─── GIVEN RECORDS

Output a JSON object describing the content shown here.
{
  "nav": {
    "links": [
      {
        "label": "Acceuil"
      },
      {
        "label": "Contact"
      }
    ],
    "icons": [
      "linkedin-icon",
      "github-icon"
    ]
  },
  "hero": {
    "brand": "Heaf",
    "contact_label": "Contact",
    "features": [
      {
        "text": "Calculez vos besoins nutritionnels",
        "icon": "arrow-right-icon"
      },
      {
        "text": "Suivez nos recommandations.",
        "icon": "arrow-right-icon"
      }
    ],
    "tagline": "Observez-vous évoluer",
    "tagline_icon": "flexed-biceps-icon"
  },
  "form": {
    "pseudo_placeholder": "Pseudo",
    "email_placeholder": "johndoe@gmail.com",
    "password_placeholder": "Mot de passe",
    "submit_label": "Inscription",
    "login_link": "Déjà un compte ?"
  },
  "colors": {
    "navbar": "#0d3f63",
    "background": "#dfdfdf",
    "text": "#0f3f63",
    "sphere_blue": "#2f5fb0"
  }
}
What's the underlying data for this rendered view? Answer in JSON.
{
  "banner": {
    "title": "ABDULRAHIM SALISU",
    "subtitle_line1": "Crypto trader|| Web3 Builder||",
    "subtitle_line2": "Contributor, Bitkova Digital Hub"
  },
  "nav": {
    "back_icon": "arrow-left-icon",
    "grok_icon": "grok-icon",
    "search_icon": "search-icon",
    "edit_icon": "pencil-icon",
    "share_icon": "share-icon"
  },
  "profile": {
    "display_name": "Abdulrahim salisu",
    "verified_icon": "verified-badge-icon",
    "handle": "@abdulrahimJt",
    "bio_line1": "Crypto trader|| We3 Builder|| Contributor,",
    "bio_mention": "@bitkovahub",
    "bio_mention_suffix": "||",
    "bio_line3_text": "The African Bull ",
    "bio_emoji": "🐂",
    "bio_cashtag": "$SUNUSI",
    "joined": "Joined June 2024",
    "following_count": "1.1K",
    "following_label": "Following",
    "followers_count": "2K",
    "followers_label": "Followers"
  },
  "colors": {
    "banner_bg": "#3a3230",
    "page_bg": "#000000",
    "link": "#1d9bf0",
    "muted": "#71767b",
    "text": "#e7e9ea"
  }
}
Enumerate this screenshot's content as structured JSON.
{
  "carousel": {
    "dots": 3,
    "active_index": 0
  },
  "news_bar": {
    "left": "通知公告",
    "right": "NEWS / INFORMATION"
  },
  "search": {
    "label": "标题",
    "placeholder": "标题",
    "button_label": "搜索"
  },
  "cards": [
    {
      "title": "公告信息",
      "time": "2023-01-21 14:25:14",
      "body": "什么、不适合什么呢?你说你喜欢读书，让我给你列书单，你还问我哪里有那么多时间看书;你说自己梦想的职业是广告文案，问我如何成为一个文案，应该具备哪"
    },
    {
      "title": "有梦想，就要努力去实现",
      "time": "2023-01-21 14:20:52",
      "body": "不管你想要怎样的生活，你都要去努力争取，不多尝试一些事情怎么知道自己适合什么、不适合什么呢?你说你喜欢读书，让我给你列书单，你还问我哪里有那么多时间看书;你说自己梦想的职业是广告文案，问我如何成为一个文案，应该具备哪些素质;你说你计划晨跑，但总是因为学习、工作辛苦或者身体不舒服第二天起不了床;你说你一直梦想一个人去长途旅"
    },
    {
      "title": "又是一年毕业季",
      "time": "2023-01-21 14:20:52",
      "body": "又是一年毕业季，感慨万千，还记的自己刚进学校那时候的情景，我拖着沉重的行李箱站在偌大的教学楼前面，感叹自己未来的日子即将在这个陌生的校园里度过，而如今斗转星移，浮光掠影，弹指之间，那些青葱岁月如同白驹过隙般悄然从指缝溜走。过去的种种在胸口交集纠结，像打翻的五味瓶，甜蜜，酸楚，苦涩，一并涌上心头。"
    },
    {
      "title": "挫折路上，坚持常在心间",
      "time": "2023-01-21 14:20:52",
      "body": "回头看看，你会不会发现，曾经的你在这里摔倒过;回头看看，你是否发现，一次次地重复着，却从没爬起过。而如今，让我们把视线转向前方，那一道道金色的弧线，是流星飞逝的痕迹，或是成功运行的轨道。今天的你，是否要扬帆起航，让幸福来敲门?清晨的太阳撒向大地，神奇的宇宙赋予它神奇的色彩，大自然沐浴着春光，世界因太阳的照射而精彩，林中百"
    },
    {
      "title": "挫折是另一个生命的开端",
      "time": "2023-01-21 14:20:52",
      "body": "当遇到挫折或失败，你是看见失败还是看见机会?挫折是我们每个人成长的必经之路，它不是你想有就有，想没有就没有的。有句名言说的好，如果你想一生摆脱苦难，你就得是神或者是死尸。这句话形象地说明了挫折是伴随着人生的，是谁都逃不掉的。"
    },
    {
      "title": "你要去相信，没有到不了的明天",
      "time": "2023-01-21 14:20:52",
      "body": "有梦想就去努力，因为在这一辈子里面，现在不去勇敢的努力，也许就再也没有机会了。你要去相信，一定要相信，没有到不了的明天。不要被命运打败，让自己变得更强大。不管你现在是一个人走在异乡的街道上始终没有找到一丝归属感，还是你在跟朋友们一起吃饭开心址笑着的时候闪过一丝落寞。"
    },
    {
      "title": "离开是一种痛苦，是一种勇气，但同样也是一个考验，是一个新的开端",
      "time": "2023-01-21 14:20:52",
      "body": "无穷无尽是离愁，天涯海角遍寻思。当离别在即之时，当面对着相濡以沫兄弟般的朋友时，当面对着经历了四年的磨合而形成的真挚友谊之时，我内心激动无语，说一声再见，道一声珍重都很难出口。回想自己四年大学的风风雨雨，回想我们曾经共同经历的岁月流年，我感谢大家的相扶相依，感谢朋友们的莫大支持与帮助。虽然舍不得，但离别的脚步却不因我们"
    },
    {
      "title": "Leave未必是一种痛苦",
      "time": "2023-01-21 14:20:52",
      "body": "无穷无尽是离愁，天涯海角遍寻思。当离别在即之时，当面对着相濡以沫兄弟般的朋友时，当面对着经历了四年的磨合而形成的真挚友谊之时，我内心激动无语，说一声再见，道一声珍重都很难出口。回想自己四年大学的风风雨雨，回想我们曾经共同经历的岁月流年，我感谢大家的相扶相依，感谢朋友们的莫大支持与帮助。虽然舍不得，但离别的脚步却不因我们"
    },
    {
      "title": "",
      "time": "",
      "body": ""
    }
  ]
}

──────

• _GOAL_: Retype the listing exactly, in full.

• _PROBLEM SOLUTION_:
Output a JSON object describing the content shown here.
{
  "nav": {
    "links": [
      {
        "label": "Acceuil"
      },
      {
        "label": "Contact"
      }
    ],
    "icons": [
      "linkedin-icon",
      "github-icon"
    ]
  },
  "hero": {
    "brand": "Heaf",
    "contact_label": "Contact",
    "features": [
      {
        "text": "Calculez vos besoins nutritionnels",
        "icon": "arrow-right-icon"
      },
      {
        "text": "Suivez nos recommandations.",
        "icon": "arrow-right-icon"
      }
    ],
    "tagline": "Observez-vous évoluer",
    "tagline_icon": "flexed-biceps-icon"
  },
  "form": {
    "pseudo_placeholder": "Pseudo",
    "email_placeholder": "johndoe@gmail.com",
    "password_placeholder": "Mot de passe",
    "submit_label": "Inscription",
    "login_link": "Déjà un compte ?"
  },
  "colors": {
    "navbar": "#0d3f63",
    "background": "#dfdfdf",
    "text": "#0f3f63",
    "sphere_blue": "#2f5fb0"
  }
}
What's the underlying data for this rendered view? Answer in JSON.
{
  "banner": {
    "title": "ABDULRAHIM SALISU",
    "subtitle_line1": "Crypto trader|| Web3 Builder||",
    "subtitle_line2": "Contributor, Bitkova Digital Hub"
  },
  "nav": {
    "back_icon": "arrow-left-icon",
    "grok_icon": "grok-icon",
    "search_icon": "search-icon",
    "edit_icon": "pencil-icon",
    "share_icon": "share-icon"
  },
  "profile": {
    "display_name": "Abdulrahim salisu",
    "verified_icon": "verified-badge-icon",
    "handle": "@abdulrahimJt",
    "bio_line1": "Crypto trader|| We3 Builder|| Contributor,",
    "bio_mention": "@bitkovahub",
    "bio_mention_suffix": "||",
    "bio_line3_text": "The African Bull ",
    "bio_emoji": "🐂",
    "bio_cashtag": "$SUNUSI",
    "joined": "Joined June 2024",
    "following_count": "1.1K",
    "following_label": "Following",
    "followers_count": "2K",
    "followers_label": "Followers"
  },
  "colors": {
    "banner_bg": "#3a3230",
    "page_bg": "#000000",
    "link": "#1d9bf0",
    "muted": "#71767b",
    "text": "#e7e9ea"
  }
}
Enumerate this screenshot's content as structured JSON.
{
  "carousel": {
    "dots": 3,
    "active_index": 0
  },
  "news_bar": {
    "left": "通知公告",
    "right": "NEWS / INFORMATION"
  },
  "search": {
    "label": "标题",
    "placeholder": "标题",
    "button_label": "搜索"
  },
  "cards": [
    {
      "title": "公告信息",
      "time": "2023-01-21 14:25:14",
      "body": "什么、不适合什么呢?你说你喜欢读书，让我给你列书单，你还问我哪里有那么多时间看书;你说自己梦想的职业是广告文案，问我如何成为一个文案，应该具备哪"
    },
    {
      "title": "有梦想，就要努力去实现",
      "time": "2023-01-21 14:20:52",
      "body": "不管你想要怎样的生活，你都要去努力争取，不多尝试一些事情怎么知道自己适合什么、不适合什么呢?你说你喜欢读书，让我给你列书单，你还问我哪里有那么多时间看书;你说自己梦想的职业是广告文案，问我如何成为一个文案，应该具备哪些素质;你说你计划晨跑，但总是因为学习、工作辛苦或者身体不舒服第二天起不了床;你说你一直梦想一个人去长途旅"
    },
    {
      "title": "又是一年毕业季",
      "time": "2023-01-21 14:20:52",
      "body": "又是一年毕业季，感慨万千，还记的自己刚进学校那时候的情景，我拖着沉重的行李箱站在偌大的教学楼前面，感叹自己未来的日子即将在这个陌生的校园里度过，而如今斗转星移，浮光掠影，弹指之间，那些青葱岁月如同白驹过隙般悄然从指缝溜走。过去的种种在胸口交集纠结，像打翻的五味瓶，甜蜜，酸楚，苦涩，一并涌上心头。"
    },
    {
      "title": "挫折路上，坚持常在心间",
      "time": "2023-01-21 14:20:52",
      "body": "回头看看，你会不会发现，曾经的你在这里摔倒过;回头看看，你是否发现，一次次地重复着，却从没爬起过。而如今，让我们把视线转向前方，那一道道金色的弧线，是流星飞逝的痕迹，或是成功运行的轨道。今天的你，是否要扬帆起航，让幸福来敲门?清晨的太阳撒向大地，神奇的宇宙赋予它神奇的色彩，大自然沐浴着春光，世界因太阳的照射而精彩，林中百"
    },
    {
      "title": "挫折是另一个生命的开端",
      "time": "2023-01-21 14:20:52",
      "body": "当遇到挫折或失败，你是看见失败还是看见机会?挫折是我们每个人成长的必经之路，它不是你想有就有，想没有就没有的。有句名言说的好，如果你想一生摆脱苦难，你就得是神或者是死尸。这句话形象地说明了挫折是伴随着人生的，是谁都逃不掉的。"
    },
    {
      "title": "你要去相信，没有到不了的明天",
      "time": "2023-01-21 14:20:52",
      "body": "有梦想就去努力，因为在这一辈子里面，现在不去勇敢的努力，也许就再也没有机会了。你要去相信，一定要相信，没有到不了的明天。不要被命运打败，让自己变得更强大。不管你现在是一个人走在异乡的街道上始终没有找到一丝归属感，还是你在跟朋友们一起吃饭开心址笑着的时候闪过一丝落寞。"
    },
    {
      "title": "离开是一种痛苦，是一种勇气，但同样也是一个考验，是一个新的开端",
      "time": "2023-01-21 14:20:52",
      "body": "无穷无尽是离愁，天涯海角遍寻思。当离别在即之时，当面对着相濡以沫兄弟般的朋友时，当面对着经历了四年的磨合而形成的真挚友谊之时，我内心激动无语，说一声再见，道一声珍重都很难出口。回想自己四年大学的风风雨雨，回想我们曾经共同经历的岁月流年，我感谢大家的相扶相依，感谢朋友们的莫大支持与帮助。虽然舍不得，但离别的脚步却不因我们"
    },
    {
      "title": "Leave未必是一种痛苦",
      "time": "2023-01-21 14:20:52",
      "body": "无穷无尽是离愁，天涯海角遍寻思。当离别在即之时，当面对着相濡以沫兄弟般的朋友时，当面对着经历了四年的磨合而形成的真挚友谊之时，我内心激动无语，说一声再见，道一声珍重都很难出口。回想自己四年大学的风风雨雨，回想我们曾经共同经历的岁月流年，我感谢大家的相扶相依，感谢朋友们的莫大支持与帮助。虽然舍不得，但离别的脚步却不因我们"
    },
    {
      "title": "",
      "time": "",
      "body": ""
    }
  ]
}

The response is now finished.